[start of RECORD EXTRACTS]

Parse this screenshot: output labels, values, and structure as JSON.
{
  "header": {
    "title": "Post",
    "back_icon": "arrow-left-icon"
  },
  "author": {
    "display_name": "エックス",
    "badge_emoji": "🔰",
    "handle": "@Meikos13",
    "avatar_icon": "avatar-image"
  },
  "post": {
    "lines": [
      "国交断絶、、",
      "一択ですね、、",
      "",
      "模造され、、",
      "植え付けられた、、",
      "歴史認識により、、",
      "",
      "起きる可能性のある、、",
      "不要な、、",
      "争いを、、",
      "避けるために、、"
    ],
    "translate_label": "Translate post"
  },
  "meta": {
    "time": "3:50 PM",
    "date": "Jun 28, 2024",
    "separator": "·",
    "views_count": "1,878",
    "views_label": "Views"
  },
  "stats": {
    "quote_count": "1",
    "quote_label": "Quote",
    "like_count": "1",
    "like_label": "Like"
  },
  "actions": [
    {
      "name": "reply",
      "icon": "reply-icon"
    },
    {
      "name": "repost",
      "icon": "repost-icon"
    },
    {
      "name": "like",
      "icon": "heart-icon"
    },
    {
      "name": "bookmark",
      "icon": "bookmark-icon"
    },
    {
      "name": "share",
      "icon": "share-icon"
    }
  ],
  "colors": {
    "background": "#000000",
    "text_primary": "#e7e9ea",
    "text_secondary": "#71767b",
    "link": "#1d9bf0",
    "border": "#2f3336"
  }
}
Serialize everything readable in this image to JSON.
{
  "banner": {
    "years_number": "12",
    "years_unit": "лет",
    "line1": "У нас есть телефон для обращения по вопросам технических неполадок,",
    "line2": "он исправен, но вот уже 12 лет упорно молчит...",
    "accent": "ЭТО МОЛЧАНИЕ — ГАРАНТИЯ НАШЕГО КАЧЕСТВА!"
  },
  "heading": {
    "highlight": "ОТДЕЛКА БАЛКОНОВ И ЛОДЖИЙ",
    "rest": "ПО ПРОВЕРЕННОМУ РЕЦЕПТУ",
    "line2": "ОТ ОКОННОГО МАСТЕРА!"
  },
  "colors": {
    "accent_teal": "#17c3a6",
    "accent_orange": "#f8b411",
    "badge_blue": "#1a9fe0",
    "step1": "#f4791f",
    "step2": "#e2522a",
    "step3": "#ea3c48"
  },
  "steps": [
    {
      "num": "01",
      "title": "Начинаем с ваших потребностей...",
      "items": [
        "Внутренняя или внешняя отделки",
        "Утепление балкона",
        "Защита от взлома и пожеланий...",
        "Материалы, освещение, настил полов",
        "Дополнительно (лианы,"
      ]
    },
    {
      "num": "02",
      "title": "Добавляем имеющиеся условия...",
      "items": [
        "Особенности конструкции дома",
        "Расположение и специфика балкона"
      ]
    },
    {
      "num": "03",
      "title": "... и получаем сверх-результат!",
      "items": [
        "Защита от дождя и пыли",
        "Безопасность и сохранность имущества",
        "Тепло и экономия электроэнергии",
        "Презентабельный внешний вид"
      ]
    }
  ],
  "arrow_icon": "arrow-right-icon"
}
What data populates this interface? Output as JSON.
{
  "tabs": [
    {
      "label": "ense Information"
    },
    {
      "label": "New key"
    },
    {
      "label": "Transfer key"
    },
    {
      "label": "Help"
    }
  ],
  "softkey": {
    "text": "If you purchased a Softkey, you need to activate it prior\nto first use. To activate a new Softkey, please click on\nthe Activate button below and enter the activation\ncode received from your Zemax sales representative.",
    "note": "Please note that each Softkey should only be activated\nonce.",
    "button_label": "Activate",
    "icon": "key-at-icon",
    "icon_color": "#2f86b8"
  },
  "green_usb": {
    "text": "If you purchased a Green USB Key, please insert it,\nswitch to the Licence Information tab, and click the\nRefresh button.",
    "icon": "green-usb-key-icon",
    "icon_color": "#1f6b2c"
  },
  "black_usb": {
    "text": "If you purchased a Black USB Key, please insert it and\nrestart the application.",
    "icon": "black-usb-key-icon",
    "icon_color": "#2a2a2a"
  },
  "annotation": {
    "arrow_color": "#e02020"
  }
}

[end of RECORD EXTRACTS]

[WHAT YOU NEED TO DO] Take the entries and copy them out exactly.

[THE OUTPUT]
Parse this screenshot: output labels, values, and structure as JSON.
{
  "header": {
    "title": "Post",
    "back_icon": "arrow-left-icon"
  },
  "author": {
    "display_name": "エックス",
    "badge_emoji": "🔰",
    "handle": "@Meikos13",
    "avatar_icon": "avatar-image"
  },
  "post": {
    "lines": [
      "国交断絶、、",
      "一択ですね、、",
      "",
      "模造され、、",
      "植え付けられた、、",
      "歴史認識により、、",
      "",
      "起きる可能性のある、、",
      "不要な、、",
      "争いを、、",
      "避けるために、、"
    ],
    "translate_label": "Translate post"
  },
  "meta": {
    "time": "3:50 PM",
    "date": "Jun 28, 2024",
    "separator": "·",
    "views_count": "1,878",
    "views_label": "Views"
  },
  "stats": {
    "quote_count": "1",
    "quote_label": "Quote",
    "like_count": "1",
    "like_label": "Like"
  },
  "actions": [
    {
      "name": "reply",
      "icon": "reply-icon"
    },
    {
      "name": "repost",
      "icon": "repost-icon"
    },
    {
      "name": "like",
      "icon": "heart-icon"
    },
    {
      "name": "bookmark",
      "icon": "bookmark-icon"
    },
    {
      "name": "share",
      "icon": "share-icon"
    }
  ],
  "colors": {
    "background": "#000000",
    "text_primary": "#e7e9ea",
    "text_secondary": "#71767b",
    "link": "#1d9bf0",
    "border": "#2f3336"
  }
}
Serialize everything readable in this image to JSON.
{
  "banner": {
    "years_number": "12",
    "years_unit": "лет",
    "line1": "У нас есть телефон для обращения по вопросам технических неполадок,",
    "line2": "он исправен, но вот уже 12 лет упорно молчит...",
    "accent": "ЭТО МОЛЧАНИЕ — ГАРАНТИЯ НАШЕГО КАЧЕСТВА!"
  },
  "heading": {
    "highlight": "ОТДЕЛКА БАЛКОНОВ И ЛОДЖИЙ",
    "rest": "ПО ПРОВЕРЕННОМУ РЕЦЕПТУ",
    "line2": "ОТ ОКОННОГО МАСТЕРА!"
  },
  "colors": {
    "accent_teal": "#17c3a6",
    "accent_orange": "#f8b411",
    "badge_blue": "#1a9fe0",
    "step1": "#f4791f",
    "step2": "#e2522a",
    "step3": "#ea3c48"
  },
  "steps": [
    {
      "num": "01",
      "title": "Начинаем с ваших потребностей...",
      "items": [
        "Внутренняя или внешняя отделки",
        "Утепление балкона",
        "Защита от взлома и пожеланий...",
        "Материалы, освещение, настил полов",
        "Дополнительно (лианы,"
      ]
    },
    {
      "num": "02",
      "title": "Добавляем имеющиеся условия...",
      "items": [
        "Особенности конструкции дома",
        "Расположение и специфика балкона"
      ]
    },
    {
      "num": "03",
      "title": "... и получаем сверх-результат!",
      "items": [
        "Защита от дождя и пыли",
        "Безопасность и сохранность имущества",
        "Тепло и экономия электроэнергии",
        "Презентабельный внешний вид"
      ]
    }
  ],
  "arrow_icon": "arrow-right-icon"
}
What data populates this interface? Output as JSON.
{
  "tabs": [
    {
      "label": "ense Information"
    },
    {
      "label": "New key"
    },
    {
      "label": "Transfer key"
    },
    {
      "label": "Help"
    }
  ],
  "softkey": {
    "text": "If you purchased a Softkey, you need to activate it prior\nto first use. To activate a new Softkey, please click on\nthe Activate button below and enter the activation\ncode received from your Zemax sales representative.",
    "note": "Please note that each Softkey should only be activated\nonce.",
    "button_label": "Activate",
    "icon": "key-at-icon",
    "icon_color": "#2f86b8"
  },
  "green_usb": {
    "text": "If you purchased a Green USB Key, please insert it,\nswitch to the Licence Information tab, and click the\nRefresh button.",
    "icon": "green-usb-key-icon",
    "icon_color": "#1f6b2c"
  },
  "black_usb": {
    "text": "If you purchased a Black USB Key, please insert it and\nrestart the application.",
    "icon": "black-usb-key-icon",
    "icon_color": "#2a2a2a"
  },
  "annotation": {
    "arrow_color": "#e02020"
  }
}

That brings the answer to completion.